# MATERIAL PROVIDED start
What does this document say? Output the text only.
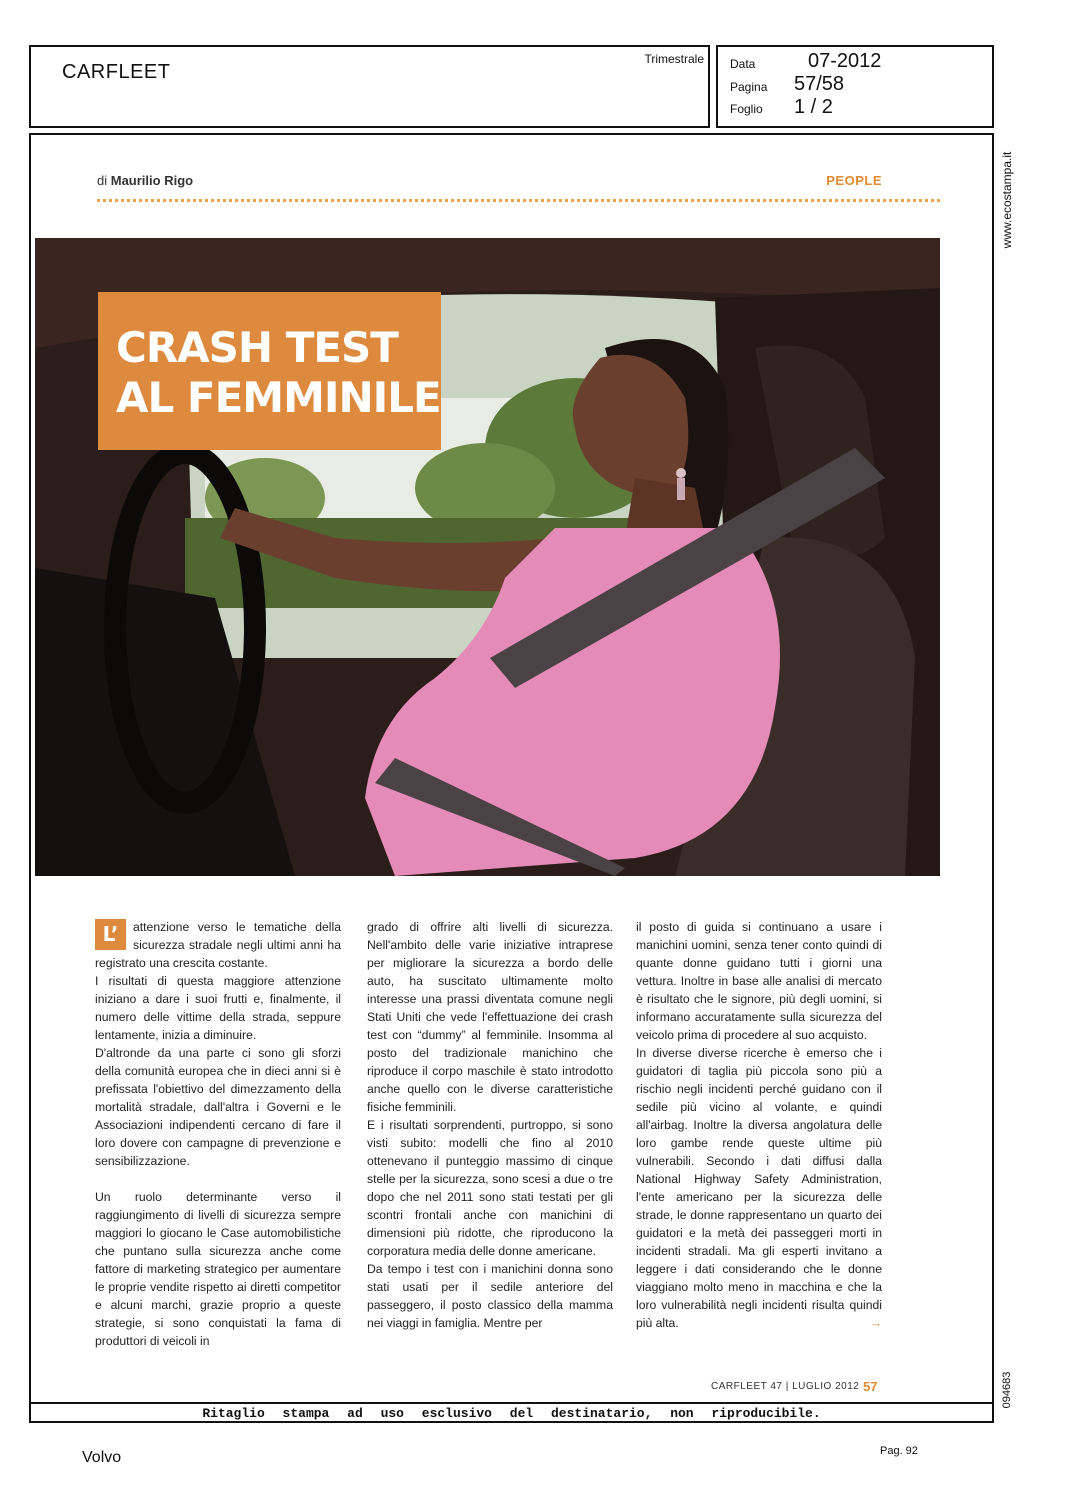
CARFLEET
Trimestrale Data	07-2012
Pagina 57/58
Foglio 1 / 2
www.ecostampa.it
094683
di Maurilio Rigo	PEOPLE
CRASH TEST
AL FEMMINILE
L’	attenzione verso le tematiche della sicurezza stradale negli ultimi anni ha registrato una crescita costante.

I risultati di questa maggiore attenzione iniziano a dare i suoi frutti e, finalmente, il numero delle vittime della strada, seppure lentamente, inizia a diminuire.

D'altronde da una parte ci sono gli sforzi della comunità europea che in dieci anni si è prefissata l'obiettivo del dimezzamento della mortalità stradale, dall'altra i Governi e le Associazioni indipendenti cercano di fare il loro dovere con campagne di prevenzione e sensibilizzazione.

Un ruolo determinante verso il raggiungimento di livelli di sicurezza sempre maggiori lo giocano le Case automobilistiche che puntano sulla sicurezza anche come fattore di marketing strategico per aumentare le proprie vendite rispetto ai diretti competitor e alcuni marchi, grazie proprio a queste strategie, si sono conquistati la fama di produttori di veicoli in

grado di offrire alti livelli di sicurezza. Nell'ambito delle varie iniziative intraprese per migliorare la sicurezza a bordo delle auto, ha suscitato ultimamente molto interesse una prassi diventata comune negli Stati Uniti che vede l'effettuazione dei crash test con “dummy” al femminile. Insomma al posto del tradizionale manichino che riproduce il corpo maschile è stato introdotto anche quello con le diverse caratteristiche fisiche femminili.

E i risultati sorprendenti, purtroppo, si sono visti subito: modelli che fino al 2010 ottenevano il punteggio massimo di cinque stelle per la sicurezza, sono scesi a due o tre dopo che nel 2011 sono stati testati per gli scontri frontali anche con manichini di dimensioni più ridotte, che riproducono la corporatura media delle donne americane.

Da tempo i test con i manichini donna sono stati usati per il sedile anteriore del passeggero, il posto classico della mamma nei viaggi in famiglia. Mentre per

il posto di guida si continuano a usare i manichini uomini, senza tener conto quindi di quante donne guidano tutti i giorni una vettura. Inoltre in base alle analisi di mercato è risultato che le signore, più degli uomini, si informano accuratamente sulla sicurezza del veicolo prima di procedere al suo acquisto.

In diverse diverse ricerche è emerso che i guidatori di taglia più piccola sono più a rischio negli incidenti perché guidano con il sedile più vicino al volante, e quindi all'airbag. Inoltre la diversa angolatura delle loro gambe rende queste ultime più vulnerabili. Secondo i dati diffusi dalla National Highway Safety Administration, l'ente americano per la sicurezza delle strade, le donne rappresentano un quarto dei guidatori e la metà dei passeggeri morti in incidenti stradali. Ma gli esperti invitano a leggere i dati considerando che le donne viaggiano molto meno in macchina e che la loro vulnerabilità negli incidenti risulta quindi più alta.	→

CARFLEET 47 | LUGLIO 2012 57
Ritaglio stampa ad uso esclusivo del destinatario, non riproducibile.
Volvo	Pag. 92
# MATERIAL PROVIDED end
WHAT IS BEING ASKED:
Going through the entries above line by line, work out how many lines include the word "CARFLEET". Only the number is required.

FULL RESPONSE:
2